* Required work
Copy out all the records, word for word.

* Listing
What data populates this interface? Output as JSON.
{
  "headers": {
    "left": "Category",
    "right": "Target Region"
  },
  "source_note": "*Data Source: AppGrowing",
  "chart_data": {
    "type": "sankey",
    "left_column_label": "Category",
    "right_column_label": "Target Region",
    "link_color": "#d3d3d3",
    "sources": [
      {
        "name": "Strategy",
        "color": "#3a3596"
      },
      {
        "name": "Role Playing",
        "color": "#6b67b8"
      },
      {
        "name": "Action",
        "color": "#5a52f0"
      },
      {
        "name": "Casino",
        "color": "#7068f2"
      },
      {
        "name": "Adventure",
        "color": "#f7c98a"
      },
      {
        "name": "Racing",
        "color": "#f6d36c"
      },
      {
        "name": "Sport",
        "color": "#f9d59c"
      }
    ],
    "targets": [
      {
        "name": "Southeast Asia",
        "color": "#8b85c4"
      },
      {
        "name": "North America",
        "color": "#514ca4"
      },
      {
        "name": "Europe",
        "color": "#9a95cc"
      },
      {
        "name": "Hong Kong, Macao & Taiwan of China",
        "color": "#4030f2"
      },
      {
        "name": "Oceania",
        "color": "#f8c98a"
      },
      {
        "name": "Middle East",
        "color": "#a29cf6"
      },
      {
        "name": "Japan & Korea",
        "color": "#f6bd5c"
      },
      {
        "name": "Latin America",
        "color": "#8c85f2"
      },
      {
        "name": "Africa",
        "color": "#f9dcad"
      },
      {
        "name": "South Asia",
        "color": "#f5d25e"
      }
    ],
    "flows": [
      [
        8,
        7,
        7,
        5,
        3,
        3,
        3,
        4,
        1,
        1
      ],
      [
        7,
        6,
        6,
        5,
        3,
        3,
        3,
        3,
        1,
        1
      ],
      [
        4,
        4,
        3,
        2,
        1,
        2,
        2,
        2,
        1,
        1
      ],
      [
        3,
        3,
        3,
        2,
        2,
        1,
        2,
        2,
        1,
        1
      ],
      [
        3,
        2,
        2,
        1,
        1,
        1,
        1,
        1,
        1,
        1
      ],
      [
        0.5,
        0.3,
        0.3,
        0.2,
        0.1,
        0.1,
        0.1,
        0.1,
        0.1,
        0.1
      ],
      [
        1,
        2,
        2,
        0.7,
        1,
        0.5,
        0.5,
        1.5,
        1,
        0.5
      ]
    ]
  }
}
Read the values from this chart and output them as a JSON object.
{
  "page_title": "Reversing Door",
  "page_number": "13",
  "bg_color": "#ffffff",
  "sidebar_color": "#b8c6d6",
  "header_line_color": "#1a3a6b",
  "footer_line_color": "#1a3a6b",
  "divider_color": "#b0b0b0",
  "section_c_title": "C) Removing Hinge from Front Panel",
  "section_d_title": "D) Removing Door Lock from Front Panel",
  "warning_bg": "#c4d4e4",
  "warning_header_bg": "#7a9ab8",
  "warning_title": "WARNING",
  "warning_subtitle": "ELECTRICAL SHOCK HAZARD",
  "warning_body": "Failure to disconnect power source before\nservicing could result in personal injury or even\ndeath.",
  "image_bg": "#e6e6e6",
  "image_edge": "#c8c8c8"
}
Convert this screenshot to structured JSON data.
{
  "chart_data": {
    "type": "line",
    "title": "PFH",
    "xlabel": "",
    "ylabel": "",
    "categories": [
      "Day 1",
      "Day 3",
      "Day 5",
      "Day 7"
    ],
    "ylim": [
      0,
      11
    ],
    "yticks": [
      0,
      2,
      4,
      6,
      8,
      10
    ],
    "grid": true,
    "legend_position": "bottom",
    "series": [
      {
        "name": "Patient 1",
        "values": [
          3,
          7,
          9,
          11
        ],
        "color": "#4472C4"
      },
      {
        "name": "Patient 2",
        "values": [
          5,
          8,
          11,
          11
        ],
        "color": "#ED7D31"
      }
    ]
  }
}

* Complete output
What data populates this interface? Output as JSON.
{
  "headers": {
    "left": "Category",
    "right": "Target Region"
  },
  "source_note": "*Data Source: AppGrowing",
  "chart_data": {
    "type": "sankey",
    "left_column_label": "Category",
    "right_column_label": "Target Region",
    "link_color": "#d3d3d3",
    "sources": [
      {
        "name": "Strategy",
        "color": "#3a3596"
      },
      {
        "name": "Role Playing",
        "color": "#6b67b8"
      },
      {
        "name": "Action",
        "color": "#5a52f0"
      },
      {
        "name": "Casino",
        "color": "#7068f2"
      },
      {
        "name": "Adventure",
        "color": "#f7c98a"
      },
      {
        "name": "Racing",
        "color": "#f6d36c"
      },
      {
        "name": "Sport",
        "color": "#f9d59c"
      }
    ],
    "targets": [
      {
        "name": "Southeast Asia",
        "color": "#8b85c4"
      },
      {
        "name": "North America",
        "color": "#514ca4"
      },
      {
        "name": "Europe",
        "color": "#9a95cc"
      },
      {
        "name": "Hong Kong, Macao & Taiwan of China",
        "color": "#4030f2"
      },
      {
        "name": "Oceania",
        "color": "#f8c98a"
      },
      {
        "name": "Middle East",
        "color": "#a29cf6"
      },
      {
        "name": "Japan & Korea",
        "color": "#f6bd5c"
      },
      {
        "name": "Latin America",
        "color": "#8c85f2"
      },
      {
        "name": "Africa",
        "color": "#f9dcad"
      },
      {
        "name": "South Asia",
        "color": "#f5d25e"
      }
    ],
    "flows": [
      [
        8,
        7,
        7,
        5,
        3,
        3,
        3,
        4,
        1,
        1
      ],
      [
        7,
        6,
        6,
        5,
        3,
        3,
        3,
        3,
        1,
        1
      ],
      [
        4,
        4,
        3,
        2,
        1,
        2,
        2,
        2,
        1,
        1
      ],
      [
        3,
        3,
        3,
        2,
        2,
        1,
        2,
        2,
        1,
        1
      ],
      [
        3,
        2,
        2,
        1,
        1,
        1,
        1,
        1,
        1,
        1
      ],
      [
        0.5,
        0.3,
        0.3,
        0.2,
        0.1,
        0.1,
        0.1,
        0.1,
        0.1,
        0.1
      ],
      [
        1,
        2,
        2,
        0.7,
        1,
        0.5,
        0.5,
        1.5,
        1,
        0.5
      ]
    ]
  }
}
Read the values from this chart and output them as a JSON object.
{
  "page_title": "Reversing Door",
  "page_number": "13",
  "bg_color": "#ffffff",
  "sidebar_color": "#b8c6d6",
  "header_line_color": "#1a3a6b",
  "footer_line_color": "#1a3a6b",
  "divider_color": "#b0b0b0",
  "section_c_title": "C) Removing Hinge from Front Panel",
  "section_d_title": "D) Removing Door Lock from Front Panel",
  "warning_bg": "#c4d4e4",
  "warning_header_bg": "#7a9ab8",
  "warning_title": "WARNING",
  "warning_subtitle": "ELECTRICAL SHOCK HAZARD",
  "warning_body": "Failure to disconnect power source before\nservicing could result in personal injury or even\ndeath.",
  "image_bg": "#e6e6e6",
  "image_edge": "#c8c8c8"
}
Convert this screenshot to structured JSON data.
{
  "chart_data": {
    "type": "line",
    "title": "PFH",
    "xlabel": "",
    "ylabel": "",
    "categories": [
      "Day 1",
      "Day 3",
      "Day 5",
      "Day 7"
    ],
    "ylim": [
      0,
      11
    ],
    "yticks": [
      0,
      2,
      4,
      6,
      8,
      10
    ],
    "grid": true,
    "legend_position": "bottom",
    "series": [
      {
        "name": "Patient 1",
        "values": [
          3,
          7,
          9,
          11
        ],
        "color": "#4472C4"
      },
      {
        "name": "Patient 2",
        "values": [
          5,
          8,
          11,
          11
        ],
        "color": "#ED7D31"
      }
    ]
  }
}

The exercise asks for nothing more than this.